━━━ DATA EXCERPTS
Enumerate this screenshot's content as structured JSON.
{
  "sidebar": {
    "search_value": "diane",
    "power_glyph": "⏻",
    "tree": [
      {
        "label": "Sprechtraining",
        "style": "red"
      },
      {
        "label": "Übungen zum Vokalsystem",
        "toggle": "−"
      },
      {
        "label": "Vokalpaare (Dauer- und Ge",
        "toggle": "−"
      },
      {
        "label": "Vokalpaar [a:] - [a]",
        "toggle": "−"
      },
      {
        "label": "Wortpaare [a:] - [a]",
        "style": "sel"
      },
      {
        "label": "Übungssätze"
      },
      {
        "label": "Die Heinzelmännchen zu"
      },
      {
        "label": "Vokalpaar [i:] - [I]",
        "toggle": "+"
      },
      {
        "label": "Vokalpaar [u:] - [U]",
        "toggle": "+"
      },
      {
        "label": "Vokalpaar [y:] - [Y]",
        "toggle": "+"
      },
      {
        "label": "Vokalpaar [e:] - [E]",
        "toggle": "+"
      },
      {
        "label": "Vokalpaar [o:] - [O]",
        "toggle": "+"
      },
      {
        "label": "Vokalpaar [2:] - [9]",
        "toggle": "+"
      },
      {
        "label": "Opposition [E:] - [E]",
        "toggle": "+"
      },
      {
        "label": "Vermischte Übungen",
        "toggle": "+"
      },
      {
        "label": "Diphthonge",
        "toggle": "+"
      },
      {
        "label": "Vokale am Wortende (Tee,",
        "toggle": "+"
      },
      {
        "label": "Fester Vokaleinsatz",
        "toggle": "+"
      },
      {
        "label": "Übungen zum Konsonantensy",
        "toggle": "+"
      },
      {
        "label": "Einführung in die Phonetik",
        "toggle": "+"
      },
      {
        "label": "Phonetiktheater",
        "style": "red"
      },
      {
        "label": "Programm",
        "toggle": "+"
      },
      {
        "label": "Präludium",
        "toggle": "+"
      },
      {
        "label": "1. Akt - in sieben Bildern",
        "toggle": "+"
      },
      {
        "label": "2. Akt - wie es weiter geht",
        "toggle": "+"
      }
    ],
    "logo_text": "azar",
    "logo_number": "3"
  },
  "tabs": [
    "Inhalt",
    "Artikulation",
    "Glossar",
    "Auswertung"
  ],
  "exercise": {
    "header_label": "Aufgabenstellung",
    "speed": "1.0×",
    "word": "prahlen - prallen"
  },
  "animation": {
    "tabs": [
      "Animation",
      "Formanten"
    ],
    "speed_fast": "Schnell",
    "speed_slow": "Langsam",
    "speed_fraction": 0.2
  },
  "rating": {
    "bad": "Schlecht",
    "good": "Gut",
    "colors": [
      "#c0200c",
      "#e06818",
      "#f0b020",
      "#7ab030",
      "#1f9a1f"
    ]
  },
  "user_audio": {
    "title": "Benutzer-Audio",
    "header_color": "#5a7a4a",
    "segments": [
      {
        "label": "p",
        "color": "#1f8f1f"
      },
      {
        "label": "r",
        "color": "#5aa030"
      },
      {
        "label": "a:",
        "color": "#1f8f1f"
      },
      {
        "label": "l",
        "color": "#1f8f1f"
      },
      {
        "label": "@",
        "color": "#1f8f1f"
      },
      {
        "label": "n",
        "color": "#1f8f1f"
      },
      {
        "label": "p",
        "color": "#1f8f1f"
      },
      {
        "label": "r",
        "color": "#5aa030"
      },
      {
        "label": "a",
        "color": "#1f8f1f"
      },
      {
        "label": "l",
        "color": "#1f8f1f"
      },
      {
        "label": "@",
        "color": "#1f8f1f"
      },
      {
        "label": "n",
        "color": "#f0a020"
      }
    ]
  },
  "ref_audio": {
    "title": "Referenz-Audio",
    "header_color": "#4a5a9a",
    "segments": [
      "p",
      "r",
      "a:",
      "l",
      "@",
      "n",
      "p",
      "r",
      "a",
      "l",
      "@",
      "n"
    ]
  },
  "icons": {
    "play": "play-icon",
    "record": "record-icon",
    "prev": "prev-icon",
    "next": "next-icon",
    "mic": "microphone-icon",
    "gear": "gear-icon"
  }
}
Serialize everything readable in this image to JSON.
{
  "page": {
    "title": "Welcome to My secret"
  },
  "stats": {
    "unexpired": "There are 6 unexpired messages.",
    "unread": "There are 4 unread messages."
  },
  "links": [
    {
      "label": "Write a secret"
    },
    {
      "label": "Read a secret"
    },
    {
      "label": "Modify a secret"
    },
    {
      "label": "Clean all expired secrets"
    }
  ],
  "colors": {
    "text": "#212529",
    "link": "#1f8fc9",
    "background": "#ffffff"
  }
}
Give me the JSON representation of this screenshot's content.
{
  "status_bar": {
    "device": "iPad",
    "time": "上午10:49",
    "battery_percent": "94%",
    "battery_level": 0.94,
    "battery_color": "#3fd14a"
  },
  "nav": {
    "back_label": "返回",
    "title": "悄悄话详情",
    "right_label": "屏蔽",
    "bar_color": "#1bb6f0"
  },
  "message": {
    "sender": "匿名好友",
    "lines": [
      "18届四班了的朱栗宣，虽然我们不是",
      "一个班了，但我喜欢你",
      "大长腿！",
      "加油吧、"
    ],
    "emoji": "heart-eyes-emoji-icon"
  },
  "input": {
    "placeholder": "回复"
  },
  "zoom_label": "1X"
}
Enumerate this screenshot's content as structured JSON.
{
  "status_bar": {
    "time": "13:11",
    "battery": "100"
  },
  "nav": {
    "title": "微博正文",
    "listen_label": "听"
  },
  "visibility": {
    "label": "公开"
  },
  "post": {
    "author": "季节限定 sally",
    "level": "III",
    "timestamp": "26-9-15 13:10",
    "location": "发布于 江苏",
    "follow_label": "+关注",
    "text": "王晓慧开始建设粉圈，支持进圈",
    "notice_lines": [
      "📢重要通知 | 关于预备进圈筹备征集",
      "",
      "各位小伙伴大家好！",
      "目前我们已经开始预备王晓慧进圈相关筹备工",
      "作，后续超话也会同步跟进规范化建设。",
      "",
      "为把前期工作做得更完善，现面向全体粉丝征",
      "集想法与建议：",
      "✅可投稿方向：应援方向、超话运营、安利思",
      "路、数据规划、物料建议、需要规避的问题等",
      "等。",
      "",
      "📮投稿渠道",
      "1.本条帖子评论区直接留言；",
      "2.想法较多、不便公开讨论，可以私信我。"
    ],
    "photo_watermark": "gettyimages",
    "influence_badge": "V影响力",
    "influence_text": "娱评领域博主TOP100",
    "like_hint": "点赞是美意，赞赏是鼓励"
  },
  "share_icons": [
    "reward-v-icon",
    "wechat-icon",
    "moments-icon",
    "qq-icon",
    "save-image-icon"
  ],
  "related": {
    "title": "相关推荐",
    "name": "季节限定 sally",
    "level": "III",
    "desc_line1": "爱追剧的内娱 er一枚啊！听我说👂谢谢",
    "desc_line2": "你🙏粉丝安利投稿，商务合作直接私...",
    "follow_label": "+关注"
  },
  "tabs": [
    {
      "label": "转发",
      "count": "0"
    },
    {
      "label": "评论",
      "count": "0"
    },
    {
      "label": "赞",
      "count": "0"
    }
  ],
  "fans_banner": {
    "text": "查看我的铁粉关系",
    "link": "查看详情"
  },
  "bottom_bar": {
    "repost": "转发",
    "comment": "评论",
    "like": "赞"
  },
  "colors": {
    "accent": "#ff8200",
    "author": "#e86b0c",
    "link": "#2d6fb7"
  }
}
━━━━━━
> _GIVEN EXERCISE_: All of the data above should be transcribed exactly.

> _PROBLEM SOLUTION_:
Enumerate this screenshot's content as structured JSON.
{
  "sidebar": {
    "search_value": "diane",
    "power_glyph": "⏻",
    "tree": [
      {
        "label": "Sprechtraining",
        "style": "red"
      },
      {
        "label": "Übungen zum Vokalsystem",
        "toggle": "−"
      },
      {
        "label": "Vokalpaare (Dauer- und Ge",
        "toggle": "−"
      },
      {
        "label": "Vokalpaar [a:] - [a]",
        "toggle": "−"
      },
      {
        "label": "Wortpaare [a:] - [a]",
        "style": "sel"
      },
      {
        "label": "Übungssätze"
      },
      {
        "label": "Die Heinzelmännchen zu"
      },
      {
        "label": "Vokalpaar [i:] - [I]",
        "toggle": "+"
      },
      {
        "label": "Vokalpaar [u:] - [U]",
        "toggle": "+"
      },
      {
        "label": "Vokalpaar [y:] - [Y]",
        "toggle": "+"
      },
      {
        "label": "Vokalpaar [e:] - [E]",
        "toggle": "+"
      },
      {
        "label": "Vokalpaar [o:] - [O]",
        "toggle": "+"
      },
      {
        "label": "Vokalpaar [2:] - [9]",
        "toggle": "+"
      },
      {
        "label": "Opposition [E:] - [E]",
        "toggle": "+"
      },
      {
        "label": "Vermischte Übungen",
        "toggle": "+"
      },
      {
        "label": "Diphthonge",
        "toggle": "+"
      },
      {
        "label": "Vokale am Wortende (Tee,",
        "toggle": "+"
      },
      {
        "label": "Fester Vokaleinsatz",
        "toggle": "+"
      },
      {
        "label": "Übungen zum Konsonantensy",
        "toggle": "+"
      },
      {
        "label": "Einführung in die Phonetik",
        "toggle": "+"
      },
      {
        "label": "Phonetiktheater",
        "style": "red"
      },
      {
        "label": "Programm",
        "toggle": "+"
      },
      {
        "label": "Präludium",
        "toggle": "+"
      },
      {
        "label": "1. Akt - in sieben Bildern",
        "toggle": "+"
      },
      {
        "label": "2. Akt - wie es weiter geht",
        "toggle": "+"
      }
    ],
    "logo_text": "azar",
    "logo_number": "3"
  },
  "tabs": [
    "Inhalt",
    "Artikulation",
    "Glossar",
    "Auswertung"
  ],
  "exercise": {
    "header_label": "Aufgabenstellung",
    "speed": "1.0×",
    "word": "prahlen - prallen"
  },
  "animation": {
    "tabs": [
      "Animation",
      "Formanten"
    ],
    "speed_fast": "Schnell",
    "speed_slow": "Langsam",
    "speed_fraction": 0.2
  },
  "rating": {
    "bad": "Schlecht",
    "good": "Gut",
    "colors": [
      "#c0200c",
      "#e06818",
      "#f0b020",
      "#7ab030",
      "#1f9a1f"
    ]
  },
  "user_audio": {
    "title": "Benutzer-Audio",
    "header_color": "#5a7a4a",
    "segments": [
      {
        "label": "p",
        "color": "#1f8f1f"
      },
      {
        "label": "r",
        "color": "#5aa030"
      },
      {
        "label": "a:",
        "color": "#1f8f1f"
      },
      {
        "label": "l",
        "color": "#1f8f1f"
      },
      {
        "label": "@",
        "color": "#1f8f1f"
      },
      {
        "label": "n",
        "color": "#1f8f1f"
      },
      {
        "label": "p",
        "color": "#1f8f1f"
      },
      {
        "label": "r",
        "color": "#5aa030"
      },
      {
        "label": "a",
        "color": "#1f8f1f"
      },
      {
        "label": "l",
        "color": "#1f8f1f"
      },
      {
        "label": "@",
        "color": "#1f8f1f"
      },
      {
        "label": "n",
        "color": "#f0a020"
      }
    ]
  },
  "ref_audio": {
    "title": "Referenz-Audio",
    "header_color": "#4a5a9a",
    "segments": [
      "p",
      "r",
      "a:",
      "l",
      "@",
      "n",
      "p",
      "r",
      "a",
      "l",
      "@",
      "n"
    ]
  },
  "icons": {
    "play": "play-icon",
    "record": "record-icon",
    "prev": "prev-icon",
    "next": "next-icon",
    "mic": "microphone-icon",
    "gear": "gear-icon"
  }
}
Serialize everything readable in this image to JSON.
{
  "page": {
    "title": "Welcome to My secret"
  },
  "stats": {
    "unexpired": "There are 6 unexpired messages.",
    "unread": "There are 4 unread messages."
  },
  "links": [
    {
      "label": "Write a secret"
    },
    {
      "label": "Read a secret"
    },
    {
      "label": "Modify a secret"
    },
    {
      "label": "Clean all expired secrets"
    }
  ],
  "colors": {
    "text": "#212529",
    "link": "#1f8fc9",
    "background": "#ffffff"
  }
}
Give me the JSON representation of this screenshot's content.
{
  "status_bar": {
    "device": "iPad",
    "time": "上午10:49",
    "battery_percent": "94%",
    "battery_level": 0.94,
    "battery_color": "#3fd14a"
  },
  "nav": {
    "back_label": "返回",
    "title": "悄悄话详情",
    "right_label": "屏蔽",
    "bar_color": "#1bb6f0"
  },
  "message": {
    "sender": "匿名好友",
    "lines": [
      "18届四班了的朱栗宣，虽然我们不是",
      "一个班了，但我喜欢你",
      "大长腿！",
      "加油吧、"
    ],
    "emoji": "heart-eyes-emoji-icon"
  },
  "input": {
    "placeholder": "回复"
  },
  "zoom_label": "1X"
}
Enumerate this screenshot's content as structured JSON.
{
  "status_bar": {
    "time": "13:11",
    "battery": "100"
  },
  "nav": {
    "title": "微博正文",
    "listen_label": "听"
  },
  "visibility": {
    "label": "公开"
  },
  "post": {
    "author": "季节限定 sally",
    "level": "III",
    "timestamp": "26-9-15 13:10",
    "location": "发布于 江苏",
    "follow_label": "+关注",
    "text": "王晓慧开始建设粉圈，支持进圈",
    "notice_lines": [
      "📢重要通知 | 关于预备进圈筹备征集",
      "",
      "各位小伙伴大家好！",
      "目前我们已经开始预备王晓慧进圈相关筹备工",
      "作，后续超话也会同步跟进规范化建设。",
      "",
      "为把前期工作做得更完善，现面向全体粉丝征",
      "集想法与建议：",
      "✅可投稿方向：应援方向、超话运营、安利思",
      "路、数据规划、物料建议、需要规避的问题等",
      "等。",
      "",
      "📮投稿渠道",
      "1.本条帖子评论区直接留言；",
      "2.想法较多、不便公开讨论，可以私信我。"
    ],
    "photo_watermark": "gettyimages",
    "influence_badge": "V影响力",
    "influence_text": "娱评领域博主TOP100",
    "like_hint": "点赞是美意，赞赏是鼓励"
  },
  "share_icons": [
    "reward-v-icon",
    "wechat-icon",
    "moments-icon",
    "qq-icon",
    "save-image-icon"
  ],
  "related": {
    "title": "相关推荐",
    "name": "季节限定 sally",
    "level": "III",
    "desc_line1": "爱追剧的内娱 er一枚啊！听我说👂谢谢",
    "desc_line2": "你🙏粉丝安利投稿，商务合作直接私...",
    "follow_label": "+关注"
  },
  "tabs": [
    {
      "label": "转发",
      "count": "0"
    },
    {
      "label": "评论",
      "count": "0"
    },
    {
      "label": "赞",
      "count": "0"
    }
  ],
  "fans_banner": {
    "text": "查看我的铁粉关系",
    "link": "查看详情"
  },
  "bottom_bar": {
    "repost": "转发",
    "comment": "评论",
    "like": "赞"
  },
  "colors": {
    "accent": "#ff8200",
    "author": "#e86b0c",
    "link": "#2d6fb7"
  }
}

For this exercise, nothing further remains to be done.